* Entries provided *
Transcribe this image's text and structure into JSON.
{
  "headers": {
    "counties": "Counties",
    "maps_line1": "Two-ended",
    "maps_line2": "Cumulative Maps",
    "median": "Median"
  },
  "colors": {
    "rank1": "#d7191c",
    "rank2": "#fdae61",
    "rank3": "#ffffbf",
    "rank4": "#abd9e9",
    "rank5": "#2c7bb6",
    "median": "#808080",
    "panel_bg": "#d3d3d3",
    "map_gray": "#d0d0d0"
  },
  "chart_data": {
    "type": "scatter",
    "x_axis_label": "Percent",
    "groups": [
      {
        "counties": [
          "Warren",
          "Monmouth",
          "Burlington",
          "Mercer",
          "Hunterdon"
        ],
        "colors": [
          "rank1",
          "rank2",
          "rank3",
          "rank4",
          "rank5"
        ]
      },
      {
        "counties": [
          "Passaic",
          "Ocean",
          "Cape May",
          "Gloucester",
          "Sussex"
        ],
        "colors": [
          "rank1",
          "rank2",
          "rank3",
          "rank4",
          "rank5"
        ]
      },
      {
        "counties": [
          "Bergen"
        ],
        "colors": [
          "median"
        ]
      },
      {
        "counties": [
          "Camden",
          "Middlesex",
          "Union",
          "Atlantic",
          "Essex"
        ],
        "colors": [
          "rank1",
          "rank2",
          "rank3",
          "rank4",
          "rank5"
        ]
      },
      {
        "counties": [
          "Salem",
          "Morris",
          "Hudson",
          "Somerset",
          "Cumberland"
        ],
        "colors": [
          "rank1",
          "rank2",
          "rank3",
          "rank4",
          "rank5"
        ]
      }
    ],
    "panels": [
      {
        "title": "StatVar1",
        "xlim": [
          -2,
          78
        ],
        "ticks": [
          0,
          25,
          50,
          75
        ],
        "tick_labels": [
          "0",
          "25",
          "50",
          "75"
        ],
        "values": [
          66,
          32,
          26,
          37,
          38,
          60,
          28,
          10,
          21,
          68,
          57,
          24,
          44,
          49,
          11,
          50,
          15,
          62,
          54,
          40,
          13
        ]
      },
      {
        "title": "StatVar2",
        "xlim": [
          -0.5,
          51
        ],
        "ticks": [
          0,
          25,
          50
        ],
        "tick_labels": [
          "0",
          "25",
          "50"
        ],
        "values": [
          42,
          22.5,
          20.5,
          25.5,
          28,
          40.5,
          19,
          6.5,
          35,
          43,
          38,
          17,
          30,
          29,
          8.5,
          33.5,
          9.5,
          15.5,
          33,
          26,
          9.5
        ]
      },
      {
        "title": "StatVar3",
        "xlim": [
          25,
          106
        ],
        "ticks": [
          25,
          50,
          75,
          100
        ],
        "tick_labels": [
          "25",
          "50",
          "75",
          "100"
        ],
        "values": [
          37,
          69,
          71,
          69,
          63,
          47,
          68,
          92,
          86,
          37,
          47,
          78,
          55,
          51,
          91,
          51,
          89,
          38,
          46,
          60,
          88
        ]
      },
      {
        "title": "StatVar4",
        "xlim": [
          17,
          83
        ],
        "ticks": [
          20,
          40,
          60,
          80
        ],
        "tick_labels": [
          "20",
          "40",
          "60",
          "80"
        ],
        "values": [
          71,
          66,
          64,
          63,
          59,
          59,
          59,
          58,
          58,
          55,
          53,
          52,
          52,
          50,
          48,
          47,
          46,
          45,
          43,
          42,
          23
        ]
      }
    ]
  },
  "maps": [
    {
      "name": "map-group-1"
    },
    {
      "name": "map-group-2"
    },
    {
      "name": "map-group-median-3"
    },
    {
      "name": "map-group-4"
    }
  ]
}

* What you have to do *
Using the material above, report each line where "title" occurs.

* Correct answer *
        "title": "StatVar1",
        "title": "StatVar2",
        "title": "StatVar3",
        "title": "StatVar4",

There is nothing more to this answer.